Give the number of lines in this listing that contain "dinţată", with no other words.

## Working data

───

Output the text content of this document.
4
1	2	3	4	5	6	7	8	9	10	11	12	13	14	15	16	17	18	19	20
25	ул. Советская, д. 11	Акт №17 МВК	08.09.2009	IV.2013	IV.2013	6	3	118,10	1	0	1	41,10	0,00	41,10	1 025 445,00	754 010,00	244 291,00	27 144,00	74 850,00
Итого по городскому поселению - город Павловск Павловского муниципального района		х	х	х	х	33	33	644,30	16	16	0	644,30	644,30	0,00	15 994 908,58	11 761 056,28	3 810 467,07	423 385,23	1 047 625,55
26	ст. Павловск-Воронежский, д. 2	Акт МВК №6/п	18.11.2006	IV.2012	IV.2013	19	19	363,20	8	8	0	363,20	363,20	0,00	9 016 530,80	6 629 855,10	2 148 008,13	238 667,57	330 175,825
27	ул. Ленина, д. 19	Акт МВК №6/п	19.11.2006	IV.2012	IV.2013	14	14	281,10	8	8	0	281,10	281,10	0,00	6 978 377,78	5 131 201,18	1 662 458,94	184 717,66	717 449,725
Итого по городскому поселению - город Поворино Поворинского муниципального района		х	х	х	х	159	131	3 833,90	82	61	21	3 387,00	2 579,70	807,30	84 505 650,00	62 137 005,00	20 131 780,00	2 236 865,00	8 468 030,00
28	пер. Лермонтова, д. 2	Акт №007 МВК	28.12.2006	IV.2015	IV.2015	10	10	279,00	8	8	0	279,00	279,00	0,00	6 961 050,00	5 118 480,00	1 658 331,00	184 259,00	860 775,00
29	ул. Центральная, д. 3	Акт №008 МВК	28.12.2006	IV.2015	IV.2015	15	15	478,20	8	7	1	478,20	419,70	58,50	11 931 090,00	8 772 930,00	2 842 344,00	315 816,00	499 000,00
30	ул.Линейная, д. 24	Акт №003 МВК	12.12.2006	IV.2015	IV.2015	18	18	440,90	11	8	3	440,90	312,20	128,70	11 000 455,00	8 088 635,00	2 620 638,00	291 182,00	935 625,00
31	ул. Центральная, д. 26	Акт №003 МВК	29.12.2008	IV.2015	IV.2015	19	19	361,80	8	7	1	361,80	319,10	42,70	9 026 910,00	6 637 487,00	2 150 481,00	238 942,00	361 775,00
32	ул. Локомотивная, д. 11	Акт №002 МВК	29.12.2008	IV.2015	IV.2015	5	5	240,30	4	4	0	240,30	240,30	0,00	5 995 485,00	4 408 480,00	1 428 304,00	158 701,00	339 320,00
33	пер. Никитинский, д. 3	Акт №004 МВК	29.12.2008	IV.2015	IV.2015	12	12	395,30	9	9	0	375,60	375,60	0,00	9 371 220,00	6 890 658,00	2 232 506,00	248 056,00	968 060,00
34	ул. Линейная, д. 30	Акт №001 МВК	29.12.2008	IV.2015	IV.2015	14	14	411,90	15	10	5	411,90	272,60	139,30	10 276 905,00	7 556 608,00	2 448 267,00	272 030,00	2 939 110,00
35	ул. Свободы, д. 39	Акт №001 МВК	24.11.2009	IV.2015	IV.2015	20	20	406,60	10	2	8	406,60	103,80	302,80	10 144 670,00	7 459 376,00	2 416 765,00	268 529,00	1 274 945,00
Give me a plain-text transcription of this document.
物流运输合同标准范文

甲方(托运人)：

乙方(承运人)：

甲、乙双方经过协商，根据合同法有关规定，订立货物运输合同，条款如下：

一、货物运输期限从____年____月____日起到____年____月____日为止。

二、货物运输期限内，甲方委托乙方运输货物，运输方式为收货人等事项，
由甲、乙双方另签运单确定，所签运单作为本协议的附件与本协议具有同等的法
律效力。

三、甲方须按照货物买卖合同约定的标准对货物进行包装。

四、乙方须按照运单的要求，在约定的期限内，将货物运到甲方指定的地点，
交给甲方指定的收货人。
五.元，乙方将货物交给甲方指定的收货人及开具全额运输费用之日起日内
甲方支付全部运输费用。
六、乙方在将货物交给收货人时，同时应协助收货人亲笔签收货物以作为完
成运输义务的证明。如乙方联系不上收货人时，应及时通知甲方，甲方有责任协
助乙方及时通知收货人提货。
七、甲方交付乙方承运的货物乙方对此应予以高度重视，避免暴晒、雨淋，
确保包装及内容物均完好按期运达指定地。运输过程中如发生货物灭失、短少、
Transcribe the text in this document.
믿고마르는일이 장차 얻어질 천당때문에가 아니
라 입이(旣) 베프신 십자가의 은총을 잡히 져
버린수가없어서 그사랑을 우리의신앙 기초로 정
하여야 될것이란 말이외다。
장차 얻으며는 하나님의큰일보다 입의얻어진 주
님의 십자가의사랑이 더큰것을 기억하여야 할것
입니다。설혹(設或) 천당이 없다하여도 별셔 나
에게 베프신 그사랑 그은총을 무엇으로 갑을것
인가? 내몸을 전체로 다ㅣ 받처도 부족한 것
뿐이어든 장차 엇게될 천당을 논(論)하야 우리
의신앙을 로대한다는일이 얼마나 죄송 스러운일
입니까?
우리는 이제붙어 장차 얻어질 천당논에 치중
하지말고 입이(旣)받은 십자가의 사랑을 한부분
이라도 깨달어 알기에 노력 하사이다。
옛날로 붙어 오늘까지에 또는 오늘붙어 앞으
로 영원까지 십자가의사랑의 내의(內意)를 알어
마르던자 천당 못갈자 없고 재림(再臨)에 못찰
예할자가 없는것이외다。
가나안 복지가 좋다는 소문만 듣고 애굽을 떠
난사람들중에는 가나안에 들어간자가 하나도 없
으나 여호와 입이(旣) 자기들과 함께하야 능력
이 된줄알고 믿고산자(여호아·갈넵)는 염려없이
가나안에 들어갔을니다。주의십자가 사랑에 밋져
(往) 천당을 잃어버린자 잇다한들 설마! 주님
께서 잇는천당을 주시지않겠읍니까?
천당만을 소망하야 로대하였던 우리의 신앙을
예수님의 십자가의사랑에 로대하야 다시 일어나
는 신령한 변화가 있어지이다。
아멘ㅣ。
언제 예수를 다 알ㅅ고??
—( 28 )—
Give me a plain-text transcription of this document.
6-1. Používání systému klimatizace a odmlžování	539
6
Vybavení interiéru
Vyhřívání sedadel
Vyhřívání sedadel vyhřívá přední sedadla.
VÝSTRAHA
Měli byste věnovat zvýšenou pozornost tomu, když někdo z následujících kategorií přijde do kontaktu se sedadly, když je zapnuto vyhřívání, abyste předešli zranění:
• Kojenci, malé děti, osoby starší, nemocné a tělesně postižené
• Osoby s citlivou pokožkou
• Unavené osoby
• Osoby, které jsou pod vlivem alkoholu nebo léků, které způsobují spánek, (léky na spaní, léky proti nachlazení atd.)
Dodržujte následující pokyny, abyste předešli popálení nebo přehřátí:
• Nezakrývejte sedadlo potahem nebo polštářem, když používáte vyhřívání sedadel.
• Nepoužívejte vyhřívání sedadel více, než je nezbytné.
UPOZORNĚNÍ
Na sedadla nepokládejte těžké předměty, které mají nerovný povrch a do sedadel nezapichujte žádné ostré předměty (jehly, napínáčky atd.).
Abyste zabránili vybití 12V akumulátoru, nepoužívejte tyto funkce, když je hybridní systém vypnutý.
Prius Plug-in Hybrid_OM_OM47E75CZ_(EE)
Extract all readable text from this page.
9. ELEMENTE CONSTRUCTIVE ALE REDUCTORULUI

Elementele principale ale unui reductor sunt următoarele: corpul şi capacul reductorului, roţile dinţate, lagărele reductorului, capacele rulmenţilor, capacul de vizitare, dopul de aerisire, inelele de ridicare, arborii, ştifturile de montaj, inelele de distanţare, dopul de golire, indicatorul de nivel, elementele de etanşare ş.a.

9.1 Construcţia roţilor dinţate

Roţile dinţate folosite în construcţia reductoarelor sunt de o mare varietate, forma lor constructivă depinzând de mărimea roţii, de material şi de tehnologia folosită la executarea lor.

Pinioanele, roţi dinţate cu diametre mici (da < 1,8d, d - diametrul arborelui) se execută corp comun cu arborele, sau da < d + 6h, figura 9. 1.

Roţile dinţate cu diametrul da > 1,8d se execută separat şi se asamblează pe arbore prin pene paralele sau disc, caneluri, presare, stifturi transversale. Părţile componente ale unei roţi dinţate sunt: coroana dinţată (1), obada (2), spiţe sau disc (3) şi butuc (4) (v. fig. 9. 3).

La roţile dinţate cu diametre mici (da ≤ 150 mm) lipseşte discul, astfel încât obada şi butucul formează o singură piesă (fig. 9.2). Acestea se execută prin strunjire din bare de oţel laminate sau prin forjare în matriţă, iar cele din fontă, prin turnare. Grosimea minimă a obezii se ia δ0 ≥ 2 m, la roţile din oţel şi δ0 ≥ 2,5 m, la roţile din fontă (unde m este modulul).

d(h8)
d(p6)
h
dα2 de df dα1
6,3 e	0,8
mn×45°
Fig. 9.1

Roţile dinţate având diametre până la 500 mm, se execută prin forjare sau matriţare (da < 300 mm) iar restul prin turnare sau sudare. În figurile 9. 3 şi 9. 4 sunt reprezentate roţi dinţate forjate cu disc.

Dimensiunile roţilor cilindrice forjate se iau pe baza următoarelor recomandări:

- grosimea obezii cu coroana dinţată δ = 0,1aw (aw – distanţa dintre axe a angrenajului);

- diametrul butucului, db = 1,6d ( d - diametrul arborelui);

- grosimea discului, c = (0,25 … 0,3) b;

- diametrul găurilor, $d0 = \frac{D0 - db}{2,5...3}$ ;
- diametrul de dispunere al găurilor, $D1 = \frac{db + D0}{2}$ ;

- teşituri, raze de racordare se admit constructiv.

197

───

## Exercise result
2